Records drawn from a dataset
*** Begin section ***
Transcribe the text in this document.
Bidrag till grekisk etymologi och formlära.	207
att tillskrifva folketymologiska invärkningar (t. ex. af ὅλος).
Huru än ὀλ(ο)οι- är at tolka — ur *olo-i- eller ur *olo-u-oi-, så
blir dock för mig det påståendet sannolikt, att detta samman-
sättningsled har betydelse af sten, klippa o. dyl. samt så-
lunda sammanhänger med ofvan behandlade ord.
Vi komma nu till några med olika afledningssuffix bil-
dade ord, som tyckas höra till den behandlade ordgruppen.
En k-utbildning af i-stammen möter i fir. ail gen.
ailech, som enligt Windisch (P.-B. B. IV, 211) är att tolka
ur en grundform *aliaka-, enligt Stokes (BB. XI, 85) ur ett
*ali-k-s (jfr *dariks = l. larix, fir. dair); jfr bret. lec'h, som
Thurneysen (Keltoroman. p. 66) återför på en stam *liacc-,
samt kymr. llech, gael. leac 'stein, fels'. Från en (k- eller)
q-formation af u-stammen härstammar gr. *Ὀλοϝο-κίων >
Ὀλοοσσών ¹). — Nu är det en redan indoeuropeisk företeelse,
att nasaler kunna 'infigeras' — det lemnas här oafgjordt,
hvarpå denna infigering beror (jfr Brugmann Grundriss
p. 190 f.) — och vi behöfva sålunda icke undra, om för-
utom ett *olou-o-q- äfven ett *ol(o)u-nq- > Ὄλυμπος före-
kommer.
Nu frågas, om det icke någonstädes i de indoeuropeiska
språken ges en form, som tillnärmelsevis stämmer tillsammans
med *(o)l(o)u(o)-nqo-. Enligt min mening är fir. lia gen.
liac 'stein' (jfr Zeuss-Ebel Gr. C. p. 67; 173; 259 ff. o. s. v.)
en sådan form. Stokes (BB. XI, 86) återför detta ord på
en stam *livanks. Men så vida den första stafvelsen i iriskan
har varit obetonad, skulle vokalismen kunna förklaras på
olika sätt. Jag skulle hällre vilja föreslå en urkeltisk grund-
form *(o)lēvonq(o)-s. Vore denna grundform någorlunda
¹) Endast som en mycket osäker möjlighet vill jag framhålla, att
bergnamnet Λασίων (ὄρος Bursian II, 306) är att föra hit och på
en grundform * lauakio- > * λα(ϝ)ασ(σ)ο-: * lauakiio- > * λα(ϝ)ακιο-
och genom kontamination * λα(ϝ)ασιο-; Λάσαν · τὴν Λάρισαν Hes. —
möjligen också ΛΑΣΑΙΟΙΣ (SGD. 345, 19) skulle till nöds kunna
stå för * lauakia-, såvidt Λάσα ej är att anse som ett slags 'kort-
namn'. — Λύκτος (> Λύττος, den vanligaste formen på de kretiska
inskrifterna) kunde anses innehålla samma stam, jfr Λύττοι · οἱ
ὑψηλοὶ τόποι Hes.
*** End section ***
## THE TASK
In the data above, how many lines contain the word "samt"? Write the number only.

## RESULT FOR THIS TASK
2